Work to be completed: Scan the material for the word "better", and copy each line where it shows up.

Data entries:
** start **

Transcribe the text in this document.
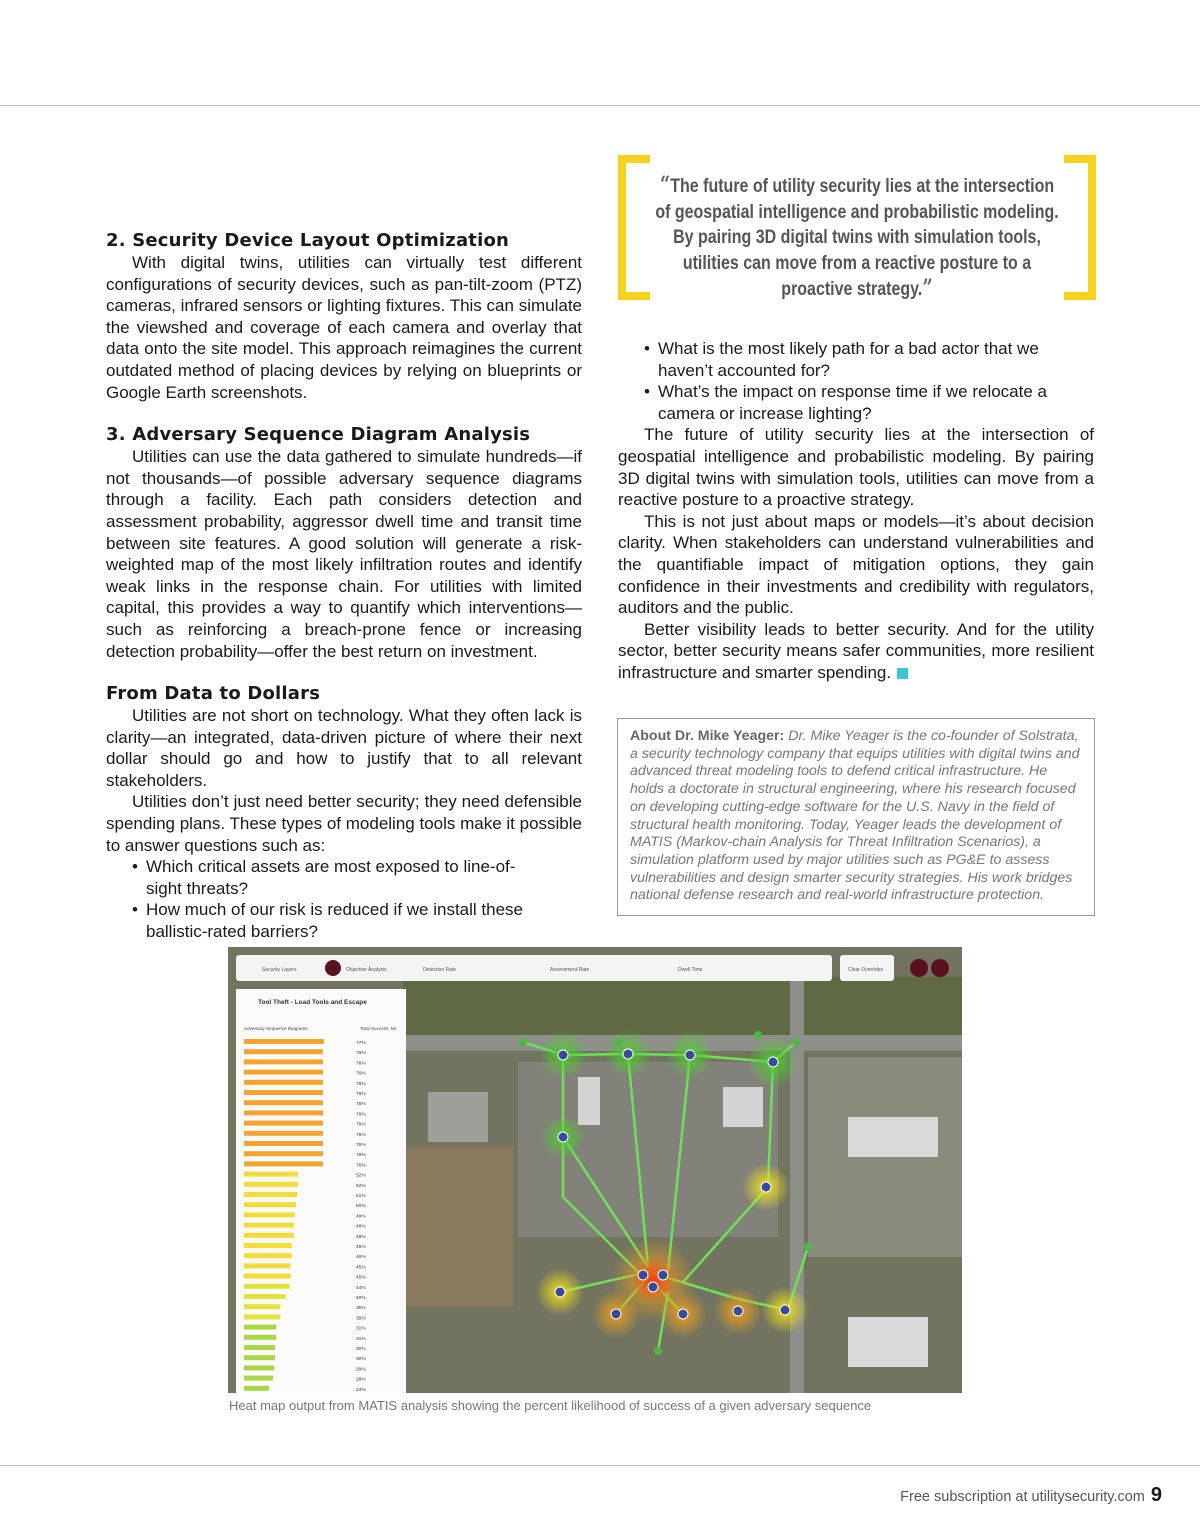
2. Security Device Layout Optimization

With digital twins, utilities can virtually test different configurations of security devices, such as pan-tilt-zoom (PTZ) cameras, infrared sensors or lighting fixtures. This can simulate the viewshed and coverage of each camera and overlay that data onto the site model. This approach reimagines the current outdated method of placing devices by relying on blueprints or Google Earth screenshots.

3. Adversary Sequence Diagram Analysis

Utilities can use the data gathered to simulate hundreds—if not thousands—of possible adversary sequence diagrams through a facility. Each path considers detection and assessment probability, aggressor dwell time and transit time between site features. A good solution will generate a risk-weighted map of the most likely infiltration routes and identify weak links in the response chain. For utilities with limited capital, this provides a way to quantify which interventions—such as reinforcing a breach-prone fence or increasing detection probability—offer the best return on investment.

From Data to Dollars

Utilities are not short on technology. What they often lack is clarity—an integrated, data-driven picture of where their next dollar should go and how to justify that to all relevant stakeholders.

Utilities don’t just need better security; they need defensible spending plans. These types of modeling tools make it possible to answer questions such as:

• Which critical assets are most exposed to line-of-sight threats?
• How much of our risk is reduced if we install these ballistic-rated barriers?
“The future of utility security lies at the intersection of geospatial intelligence and probabilistic modeling. By pairing 3D digital twins with simulation tools, utilities can move from a reactive posture to a proactive strategy.”
• What is the most likely path for a bad actor that we haven’t accounted for?
• What’s the impact on response time if we relocate a camera or increase lighting?

The future of utility security lies at the intersection of geospatial intelligence and probabilistic modeling. By pairing 3D digital twins with simulation tools, utilities can move from a reactive posture to a proactive strategy.

This is not just about maps or models—it’s about decision clarity. When stakeholders can understand vulnerabilities and the quantifiable impact of mitigation options, they gain confidence in their investments and credibility with regulators, auditors and the public.

Better visibility leads to better security. And for the utility sector, better security means safer communities, more resilient infrastructure and smarter spending.

About Dr. Mike Yeager: Dr. Mike Yeager is the co-founder of Solstrata, a security technology company that equips utilities with digital twins and advanced threat modeling tools to defend critical infrastructure. He holds a doctorate in structural engineering, where his research focused on developing cutting-edge software for the U.S. Navy in the field of structural health monitoring. Today, Yeager leads the development of MATIS (Markov-chain Analysis for Threat Infiltration Scenarios), a simulation platform used by major utilities such as PG&E to assess vulnerabilities and design smarter security strategies. His work bridges national defense research and real-world infrastructure protection.
77%
76%
76%
76%
76%
76%
76%
76%
76%
76%
76%
76%
76%
52%
52%
51%
50%
49%
48%
48%
46%
46%
45%
45%
44%
40%
35%
35%
31%
31%
30%
30%
29%
28%
24%
Tool Theft - Load Tools and Escape
Adversary Sequence Diagrams	Total Success, Mi
Security Layers	Objective Analysis	Detection Rate	Assessment Rate	Dwell Time	Clear Overrides
Heat map output from MATIS analysis showing the percent likelihood of success of a given adversary sequence
Free subscription at utilitysecurity.com 9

** end **

Exercise solution:
Utilities don’t just need better security; they need defensible spending plans. These types of modeling tools make it possible to answer questions such as:
Better visibility leads to better security. And for the utility sector, better security means safer communities, more resilient infrastructure and smarter spending.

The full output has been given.